--- Start of Supplied material ---
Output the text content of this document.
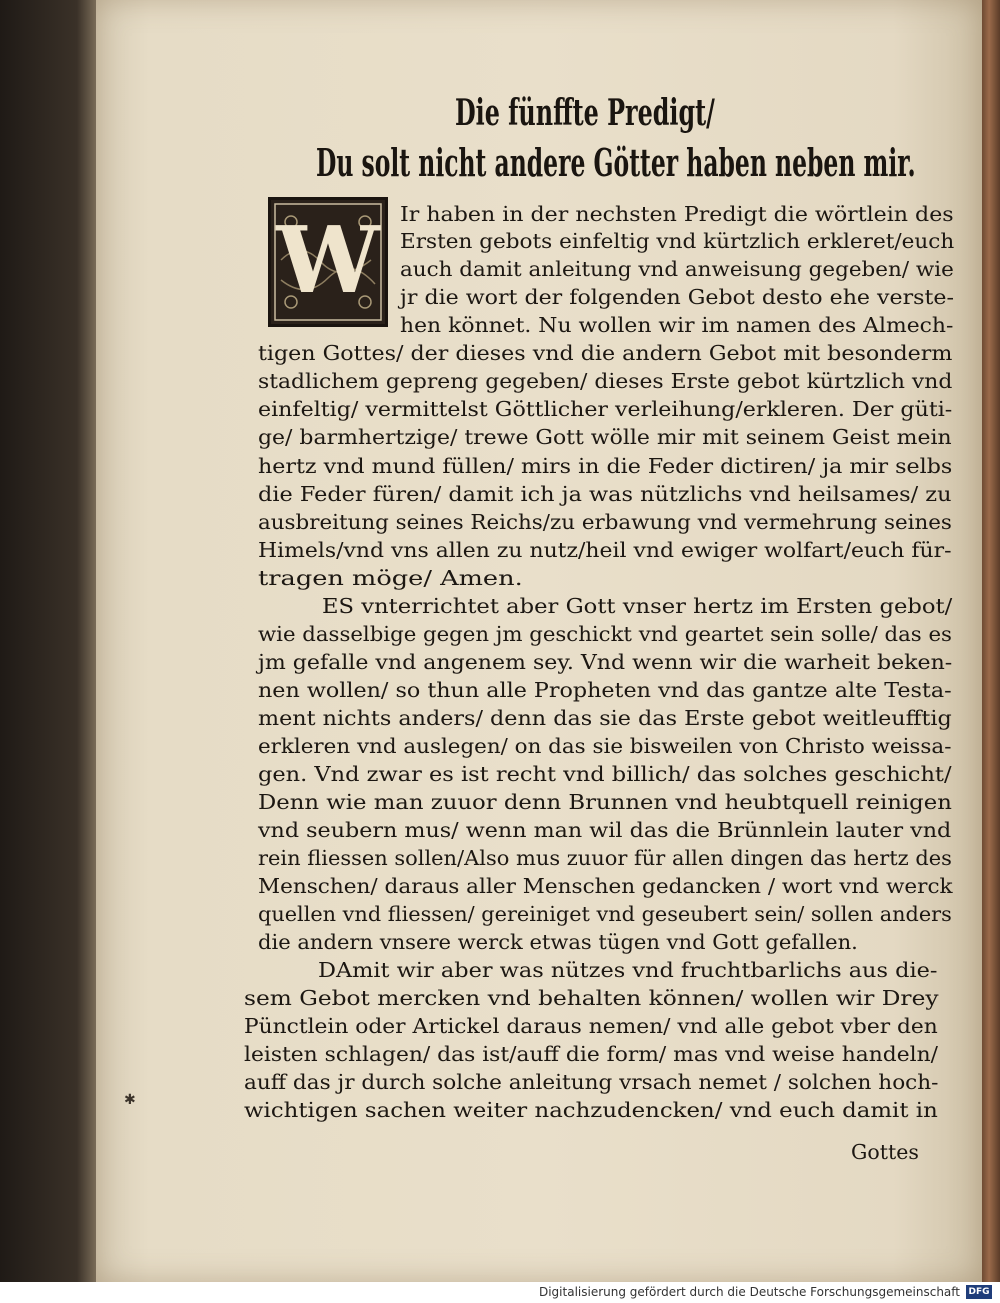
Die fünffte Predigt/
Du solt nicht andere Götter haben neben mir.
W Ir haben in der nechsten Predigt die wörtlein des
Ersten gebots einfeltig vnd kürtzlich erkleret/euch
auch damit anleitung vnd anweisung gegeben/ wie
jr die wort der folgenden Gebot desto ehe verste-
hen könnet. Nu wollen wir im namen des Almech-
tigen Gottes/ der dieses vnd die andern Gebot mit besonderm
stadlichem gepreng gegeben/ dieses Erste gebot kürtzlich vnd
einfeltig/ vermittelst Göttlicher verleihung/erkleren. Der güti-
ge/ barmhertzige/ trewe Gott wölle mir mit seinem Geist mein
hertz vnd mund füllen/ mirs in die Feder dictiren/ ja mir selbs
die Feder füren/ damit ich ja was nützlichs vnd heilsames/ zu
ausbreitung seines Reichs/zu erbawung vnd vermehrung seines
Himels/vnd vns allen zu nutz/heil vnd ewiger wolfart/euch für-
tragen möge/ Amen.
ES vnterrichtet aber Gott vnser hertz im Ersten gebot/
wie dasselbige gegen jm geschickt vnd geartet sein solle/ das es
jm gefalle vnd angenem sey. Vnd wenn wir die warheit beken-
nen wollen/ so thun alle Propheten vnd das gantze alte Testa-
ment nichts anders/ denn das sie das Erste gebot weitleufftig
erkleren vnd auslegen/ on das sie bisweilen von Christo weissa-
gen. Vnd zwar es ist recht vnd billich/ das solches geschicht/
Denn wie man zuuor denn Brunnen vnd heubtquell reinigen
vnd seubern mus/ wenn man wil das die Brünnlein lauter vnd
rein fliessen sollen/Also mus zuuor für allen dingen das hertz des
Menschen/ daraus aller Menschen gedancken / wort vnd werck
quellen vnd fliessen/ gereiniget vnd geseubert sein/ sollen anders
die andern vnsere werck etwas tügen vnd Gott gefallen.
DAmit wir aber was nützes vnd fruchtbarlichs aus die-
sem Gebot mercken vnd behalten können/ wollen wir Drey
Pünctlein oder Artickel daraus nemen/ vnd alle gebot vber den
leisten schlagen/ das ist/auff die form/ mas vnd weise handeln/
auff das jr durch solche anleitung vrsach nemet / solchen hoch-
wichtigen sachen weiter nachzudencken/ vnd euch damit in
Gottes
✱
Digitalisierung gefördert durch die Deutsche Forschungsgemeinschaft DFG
--- End of Supplied material ---
State the number of lines in the data that include the string "wenn", and add nothing else.

Response for this exercise: 2